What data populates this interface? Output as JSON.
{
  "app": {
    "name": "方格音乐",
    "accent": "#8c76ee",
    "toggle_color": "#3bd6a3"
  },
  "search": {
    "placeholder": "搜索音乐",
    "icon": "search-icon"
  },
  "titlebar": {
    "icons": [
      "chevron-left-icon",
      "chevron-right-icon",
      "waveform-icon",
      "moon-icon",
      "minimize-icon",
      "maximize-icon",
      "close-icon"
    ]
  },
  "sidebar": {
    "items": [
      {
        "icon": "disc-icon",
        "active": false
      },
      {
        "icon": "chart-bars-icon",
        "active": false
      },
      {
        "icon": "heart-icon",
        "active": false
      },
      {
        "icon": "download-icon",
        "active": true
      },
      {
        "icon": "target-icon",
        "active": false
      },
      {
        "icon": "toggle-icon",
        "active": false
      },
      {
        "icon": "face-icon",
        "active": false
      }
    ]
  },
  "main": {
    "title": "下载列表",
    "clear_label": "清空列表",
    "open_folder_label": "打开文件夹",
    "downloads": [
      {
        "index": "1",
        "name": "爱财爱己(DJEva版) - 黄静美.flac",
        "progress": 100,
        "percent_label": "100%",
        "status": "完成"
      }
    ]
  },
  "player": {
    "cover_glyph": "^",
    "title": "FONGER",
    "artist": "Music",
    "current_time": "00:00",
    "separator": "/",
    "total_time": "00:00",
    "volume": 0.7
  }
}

**Aim of the task:** Copy every line verbatim.

**Result of this exercise:**
What data populates this interface? Output as JSON.
{
  "app": {
    "name": "方格音乐",
    "accent": "#8c76ee",
    "toggle_color": "#3bd6a3"
  },
  "search": {
    "placeholder": "搜索音乐",
    "icon": "search-icon"
  },
  "titlebar": {
    "icons": [
      "chevron-left-icon",
      "chevron-right-icon",
      "waveform-icon",
      "moon-icon",
      "minimize-icon",
      "maximize-icon",
      "close-icon"
    ]
  },
  "sidebar": {
    "items": [
      {
        "icon": "disc-icon",
        "active": false
      },
      {
        "icon": "chart-bars-icon",
        "active": false
      },
      {
        "icon": "heart-icon",
        "active": false
      },
      {
        "icon": "download-icon",
        "active": true
      },
      {
        "icon": "target-icon",
        "active": false
      },
      {
        "icon": "toggle-icon",
        "active": false
      },
      {
        "icon": "face-icon",
        "active": false
      }
    ]
  },
  "main": {
    "title": "下载列表",
    "clear_label": "清空列表",
    "open_folder_label": "打开文件夹",
    "downloads": [
      {
        "index": "1",
        "name": "爱财爱己(DJEva版) - 黄静美.flac",
        "progress": 100,
        "percent_label": "100%",
        "status": "完成"
      }
    ]
  },
  "player": {
    "cover_glyph": "^",
    "title": "FONGER",
    "artist": "Music",
    "current_time": "00:00",
    "separator": "/",
    "total_time": "00:00",
    "volume": 0.7
  }
}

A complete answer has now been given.